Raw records
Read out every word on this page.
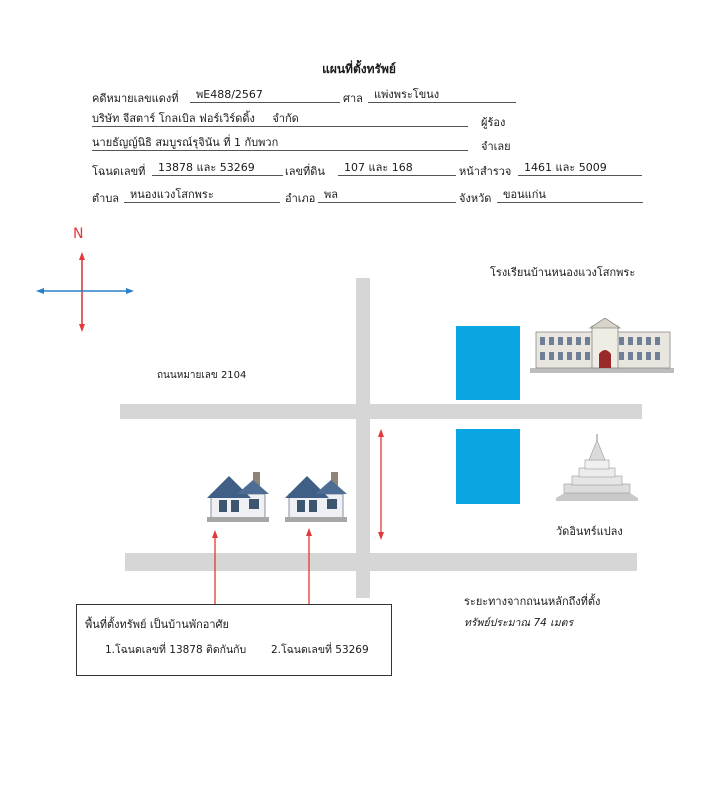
แผนที่ตั้งทรัพย์
คดีหมายเลขแดงที่	พE488/2567	ศาล	แพ่งพระโขนง
บริษัท จีสตาร์ โกลเบิล ฟอร์เวิร์ดดิ้ง จำกัด	ผู้ร้อง
นายธัญญ์นิธิ สมบูรณ์รุจินัน ที่ 1 กับพวก	จำเลย
โฉนดเลขที่	13878 และ 53269	เลขที่ดิน	107 และ 168	หน้าสำรวจ	1461 และ 5009
ตำบล หนองแวงโสกพระ	อำเภอ พล	จังหวัด	ขอนแก่น
N
โรงเรียนบ้านหนองแวงโสกพระ
ถนนหมายเลข 2104
วัดอินทร์แปลง
ระยะทางจากถนนหลักถึงที่ตั้ง
ทรัพย์ประมาณ 74 เมตร
พื้นที่ตั้งทรัพย์ เป็นบ้านพักอาศัย
1.โฉนดเลขที่ 13878 ติดกันกับ 2.โฉนดเลขที่ 53269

What is required:
Generate a word-for-word copy of the preceding records, excluding all pictures.

Task solution:
Read out every word on this page.
แผนที่ตั้งทรัพย์
คดีหมายเลขแดงที่	พE488/2567	ศาล	แพ่งพระโขนง
บริษัท จีสตาร์ โกลเบิล ฟอร์เวิร์ดดิ้ง จำกัด	ผู้ร้อง
นายธัญญ์นิธิ สมบูรณ์รุจินัน ที่ 1 กับพวก	จำเลย
โฉนดเลขที่	13878 และ 53269	เลขที่ดิน	107 และ 168	หน้าสำรวจ	1461 และ 5009
ตำบล หนองแวงโสกพระ	อำเภอ พล	จังหวัด	ขอนแก่น
N
โรงเรียนบ้านหนองแวงโสกพระ
ถนนหมายเลข 2104
วัดอินทร์แปลง
ระยะทางจากถนนหลักถึงที่ตั้ง
ทรัพย์ประมาณ 74 เมตร
พื้นที่ตั้งทรัพย์ เป็นบ้านพักอาศัย
1.โฉนดเลขที่ 13878 ติดกันกับ 2.โฉนดเลขที่ 53269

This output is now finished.